▸ **Given task**: Repeat, line for line, the entries printed below.

[start Listed entries]

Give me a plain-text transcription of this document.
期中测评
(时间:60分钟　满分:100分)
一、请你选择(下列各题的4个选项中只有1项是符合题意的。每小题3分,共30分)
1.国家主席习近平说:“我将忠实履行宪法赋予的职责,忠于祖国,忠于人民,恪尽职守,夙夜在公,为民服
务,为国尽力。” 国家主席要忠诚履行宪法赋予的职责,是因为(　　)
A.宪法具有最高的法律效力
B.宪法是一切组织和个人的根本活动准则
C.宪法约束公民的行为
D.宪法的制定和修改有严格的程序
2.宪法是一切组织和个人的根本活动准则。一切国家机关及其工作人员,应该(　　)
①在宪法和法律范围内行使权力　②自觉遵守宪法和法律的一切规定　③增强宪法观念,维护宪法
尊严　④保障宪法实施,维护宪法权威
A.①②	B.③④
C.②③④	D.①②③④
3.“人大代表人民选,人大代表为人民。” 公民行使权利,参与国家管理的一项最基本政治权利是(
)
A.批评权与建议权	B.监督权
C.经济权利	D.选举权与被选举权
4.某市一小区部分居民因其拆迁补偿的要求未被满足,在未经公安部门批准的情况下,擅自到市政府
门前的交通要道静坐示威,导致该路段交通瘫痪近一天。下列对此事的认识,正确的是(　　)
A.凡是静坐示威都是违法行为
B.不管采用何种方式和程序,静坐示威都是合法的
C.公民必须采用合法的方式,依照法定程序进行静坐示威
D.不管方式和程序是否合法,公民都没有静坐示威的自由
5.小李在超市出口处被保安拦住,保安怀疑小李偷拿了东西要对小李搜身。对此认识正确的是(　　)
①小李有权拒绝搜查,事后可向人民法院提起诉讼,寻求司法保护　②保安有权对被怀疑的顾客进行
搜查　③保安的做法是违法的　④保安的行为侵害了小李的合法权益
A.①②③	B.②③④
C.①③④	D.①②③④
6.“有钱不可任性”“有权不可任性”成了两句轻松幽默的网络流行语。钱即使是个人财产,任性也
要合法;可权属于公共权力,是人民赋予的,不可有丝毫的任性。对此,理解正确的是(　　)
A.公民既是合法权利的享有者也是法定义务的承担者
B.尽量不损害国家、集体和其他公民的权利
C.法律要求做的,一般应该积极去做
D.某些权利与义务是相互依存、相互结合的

[end Listed entries]

▸ **Expected answer**:
Give me a plain-text transcription of this document.
期中测评
(时间:60分钟　满分:100分)
一、请你选择(下列各题的4个选项中只有1项是符合题意的。每小题3分,共30分)
1.国家主席习近平说:“我将忠实履行宪法赋予的职责,忠于祖国,忠于人民,恪尽职守,夙夜在公,为民服
务,为国尽力。” 国家主席要忠诚履行宪法赋予的职责,是因为(　　)
A.宪法具有最高的法律效力
B.宪法是一切组织和个人的根本活动准则
C.宪法约束公民的行为
D.宪法的制定和修改有严格的程序
2.宪法是一切组织和个人的根本活动准则。一切国家机关及其工作人员,应该(　　)
①在宪法和法律范围内行使权力　②自觉遵守宪法和法律的一切规定　③增强宪法观念,维护宪法
尊严　④保障宪法实施,维护宪法权威
A.①②	B.③④
C.②③④	D.①②③④
3.“人大代表人民选,人大代表为人民。” 公民行使权利,参与国家管理的一项最基本政治权利是(
)
A.批评权与建议权	B.监督权
C.经济权利	D.选举权与被选举权
4.某市一小区部分居民因其拆迁补偿的要求未被满足,在未经公安部门批准的情况下,擅自到市政府
门前的交通要道静坐示威,导致该路段交通瘫痪近一天。下列对此事的认识,正确的是(　　)
A.凡是静坐示威都是违法行为
B.不管采用何种方式和程序,静坐示威都是合法的
C.公民必须采用合法的方式,依照法定程序进行静坐示威
D.不管方式和程序是否合法,公民都没有静坐示威的自由
5.小李在超市出口处被保安拦住,保安怀疑小李偷拿了东西要对小李搜身。对此认识正确的是(　　)
①小李有权拒绝搜查,事后可向人民法院提起诉讼,寻求司法保护　②保安有权对被怀疑的顾客进行
搜查　③保安的做法是违法的　④保安的行为侵害了小李的合法权益
A.①②③	B.②③④
C.①③④	D.①②③④
6.“有钱不可任性”“有权不可任性”成了两句轻松幽默的网络流行语。钱即使是个人财产,任性也
要合法;可权属于公共权力,是人民赋予的,不可有丝毫的任性。对此,理解正确的是(　　)
A.公民既是合法权利的享有者也是法定义务的承担者
B.尽量不损害国家、集体和其他公民的权利
C.法律要求做的,一般应该积极去做
D.某些权利与义务是相互依存、相互结合的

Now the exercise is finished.